Provided entries:
━━━━━━━━
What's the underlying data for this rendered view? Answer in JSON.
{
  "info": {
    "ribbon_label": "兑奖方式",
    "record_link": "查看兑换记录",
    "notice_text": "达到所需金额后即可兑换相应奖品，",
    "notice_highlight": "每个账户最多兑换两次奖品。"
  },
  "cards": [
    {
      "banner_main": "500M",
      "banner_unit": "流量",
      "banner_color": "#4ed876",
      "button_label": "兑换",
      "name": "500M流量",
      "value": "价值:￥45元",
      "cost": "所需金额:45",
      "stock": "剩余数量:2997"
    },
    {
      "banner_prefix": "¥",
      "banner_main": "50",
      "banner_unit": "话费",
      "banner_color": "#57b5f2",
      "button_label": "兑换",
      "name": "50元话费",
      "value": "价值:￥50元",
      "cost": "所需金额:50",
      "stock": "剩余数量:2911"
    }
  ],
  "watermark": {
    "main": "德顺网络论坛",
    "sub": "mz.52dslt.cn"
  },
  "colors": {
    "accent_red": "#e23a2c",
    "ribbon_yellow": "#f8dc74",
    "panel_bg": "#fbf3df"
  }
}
━━━━━━━━
Written request:
Go through the listing and copy all of it exactly.

Task output:
What's the underlying data for this rendered view? Answer in JSON.
{
  "info": {
    "ribbon_label": "兑奖方式",
    "record_link": "查看兑换记录",
    "notice_text": "达到所需金额后即可兑换相应奖品，",
    "notice_highlight": "每个账户最多兑换两次奖品。"
  },
  "cards": [
    {
      "banner_main": "500M",
      "banner_unit": "流量",
      "banner_color": "#4ed876",
      "button_label": "兑换",
      "name": "500M流量",
      "value": "价值:￥45元",
      "cost": "所需金额:45",
      "stock": "剩余数量:2997"
    },
    {
      "banner_prefix": "¥",
      "banner_main": "50",
      "banner_unit": "话费",
      "banner_color": "#57b5f2",
      "button_label": "兑换",
      "name": "50元话费",
      "value": "价值:￥50元",
      "cost": "所需金额:50",
      "stock": "剩余数量:2911"
    }
  ],
  "watermark": {
    "main": "德顺网络论坛",
    "sub": "mz.52dslt.cn"
  },
  "colors": {
    "accent_red": "#e23a2c",
    "ribbon_yellow": "#f8dc74",
    "panel_bg": "#fbf3df"
  }
}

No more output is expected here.